= EXERCISE PROMPT =
Copy the lines that follow, keeping every character the same.
### DATA LINES
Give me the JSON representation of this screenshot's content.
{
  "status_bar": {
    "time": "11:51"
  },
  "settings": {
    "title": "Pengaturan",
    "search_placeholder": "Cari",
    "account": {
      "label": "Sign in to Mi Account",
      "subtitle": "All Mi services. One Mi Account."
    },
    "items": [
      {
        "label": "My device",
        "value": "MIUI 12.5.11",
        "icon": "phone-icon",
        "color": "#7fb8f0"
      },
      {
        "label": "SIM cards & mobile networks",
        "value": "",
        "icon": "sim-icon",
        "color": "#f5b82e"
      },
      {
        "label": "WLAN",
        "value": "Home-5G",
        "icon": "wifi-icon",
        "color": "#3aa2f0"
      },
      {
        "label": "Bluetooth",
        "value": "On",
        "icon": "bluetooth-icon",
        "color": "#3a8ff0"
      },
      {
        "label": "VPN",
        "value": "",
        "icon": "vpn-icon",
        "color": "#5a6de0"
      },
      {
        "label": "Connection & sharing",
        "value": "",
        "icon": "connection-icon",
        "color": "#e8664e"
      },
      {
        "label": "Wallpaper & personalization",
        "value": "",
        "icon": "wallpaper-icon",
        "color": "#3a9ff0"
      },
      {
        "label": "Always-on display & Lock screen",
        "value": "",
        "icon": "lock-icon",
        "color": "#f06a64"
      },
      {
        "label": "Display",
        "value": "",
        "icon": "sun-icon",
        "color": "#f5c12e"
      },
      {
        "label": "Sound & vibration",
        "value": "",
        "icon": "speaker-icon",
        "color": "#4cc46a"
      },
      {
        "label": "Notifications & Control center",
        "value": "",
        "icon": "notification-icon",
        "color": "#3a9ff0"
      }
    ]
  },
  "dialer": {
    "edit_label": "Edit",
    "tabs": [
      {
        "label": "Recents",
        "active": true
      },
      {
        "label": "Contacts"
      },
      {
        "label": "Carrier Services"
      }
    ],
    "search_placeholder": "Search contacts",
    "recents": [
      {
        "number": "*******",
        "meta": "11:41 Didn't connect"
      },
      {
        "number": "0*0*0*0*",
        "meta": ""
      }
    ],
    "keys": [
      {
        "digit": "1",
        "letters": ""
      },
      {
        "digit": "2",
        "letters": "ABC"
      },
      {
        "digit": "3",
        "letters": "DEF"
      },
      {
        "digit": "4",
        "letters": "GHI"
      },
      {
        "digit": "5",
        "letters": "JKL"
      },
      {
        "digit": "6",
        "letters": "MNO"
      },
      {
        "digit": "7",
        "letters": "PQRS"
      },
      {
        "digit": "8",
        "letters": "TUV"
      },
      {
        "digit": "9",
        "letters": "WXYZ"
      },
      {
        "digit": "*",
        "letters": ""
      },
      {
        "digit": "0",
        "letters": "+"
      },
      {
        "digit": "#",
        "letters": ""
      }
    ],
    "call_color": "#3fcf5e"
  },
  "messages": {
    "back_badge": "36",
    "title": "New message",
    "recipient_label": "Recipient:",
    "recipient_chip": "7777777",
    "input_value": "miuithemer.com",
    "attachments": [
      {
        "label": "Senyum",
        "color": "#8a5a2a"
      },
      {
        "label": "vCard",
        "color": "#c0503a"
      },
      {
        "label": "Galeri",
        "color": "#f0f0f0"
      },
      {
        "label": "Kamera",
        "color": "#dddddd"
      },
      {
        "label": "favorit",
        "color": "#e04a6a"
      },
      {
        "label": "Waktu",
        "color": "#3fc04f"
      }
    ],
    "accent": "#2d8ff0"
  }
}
######
= WRITTEN RESPONSE =
Give me the JSON representation of this screenshot's content.
{
  "status_bar": {
    "time": "11:51"
  },
  "settings": {
    "title": "Pengaturan",
    "search_placeholder": "Cari",
    "account": {
      "label": "Sign in to Mi Account",
      "subtitle": "All Mi services. One Mi Account."
    },
    "items": [
      {
        "label": "My device",
        "value": "MIUI 12.5.11",
        "icon": "phone-icon",
        "color": "#7fb8f0"
      },
      {
        "label": "SIM cards & mobile networks",
        "value": "",
        "icon": "sim-icon",
        "color": "#f5b82e"
      },
      {
        "label": "WLAN",
        "value": "Home-5G",
        "icon": "wifi-icon",
        "color": "#3aa2f0"
      },
      {
        "label": "Bluetooth",
        "value": "On",
        "icon": "bluetooth-icon",
        "color": "#3a8ff0"
      },
      {
        "label": "VPN",
        "value": "",
        "icon": "vpn-icon",
        "color": "#5a6de0"
      },
      {
        "label": "Connection & sharing",
        "value": "",
        "icon": "connection-icon",
        "color": "#e8664e"
      },
      {
        "label": "Wallpaper & personalization",
        "value": "",
        "icon": "wallpaper-icon",
        "color": "#3a9ff0"
      },
      {
        "label": "Always-on display & Lock screen",
        "value": "",
        "icon": "lock-icon",
        "color": "#f06a64"
      },
      {
        "label": "Display",
        "value": "",
        "icon": "sun-icon",
        "color": "#f5c12e"
      },
      {
        "label": "Sound & vibration",
        "value": "",
        "icon": "speaker-icon",
        "color": "#4cc46a"
      },
      {
        "label": "Notifications & Control center",
        "value": "",
        "icon": "notification-icon",
        "color": "#3a9ff0"
      }
    ]
  },
  "dialer": {
    "edit_label": "Edit",
    "tabs": [
      {
        "label": "Recents",
        "active": true
      },
      {
        "label": "Contacts"
      },
      {
        "label": "Carrier Services"
      }
    ],
    "search_placeholder": "Search contacts",
    "recents": [
      {
        "number": "*******",
        "meta": "11:41 Didn't connect"
      },
      {
        "number": "0*0*0*0*",
        "meta": ""
      }
    ],
    "keys": [
      {
        "digit": "1",
        "letters": ""
      },
      {
        "digit": "2",
        "letters": "ABC"
      },
      {
        "digit": "3",
        "letters": "DEF"
      },
      {
        "digit": "4",
        "letters": "GHI"
      },
      {
        "digit": "5",
        "letters": "JKL"
      },
      {
        "digit": "6",
        "letters": "MNO"
      },
      {
        "digit": "7",
        "letters": "PQRS"
      },
      {
        "digit": "8",
        "letters": "TUV"
      },
      {
        "digit": "9",
        "letters": "WXYZ"
      },
      {
        "digit": "*",
        "letters": ""
      },
      {
        "digit": "0",
        "letters": "+"
      },
      {
        "digit": "#",
        "letters": ""
      }
    ],
    "call_color": "#3fcf5e"
  },
  "messages": {
    "back_badge": "36",
    "title": "New message",
    "recipient_label": "Recipient:",
    "recipient_chip": "7777777",
    "input_value": "miuithemer.com",
    "attachments": [
      {
        "label": "Senyum",
        "color": "#8a5a2a"
      },
      {
        "label": "vCard",
        "color": "#c0503a"
      },
      {
        "label": "Galeri",
        "color": "#f0f0f0"
      },
      {
        "label": "Kamera",
        "color": "#dddddd"
      },
      {
        "label": "favorit",
        "color": "#e04a6a"
      },
      {
        "label": "Waktu",
        "color": "#3fc04f"
      }
    ],
    "accent": "#2d8ff0"
  }
}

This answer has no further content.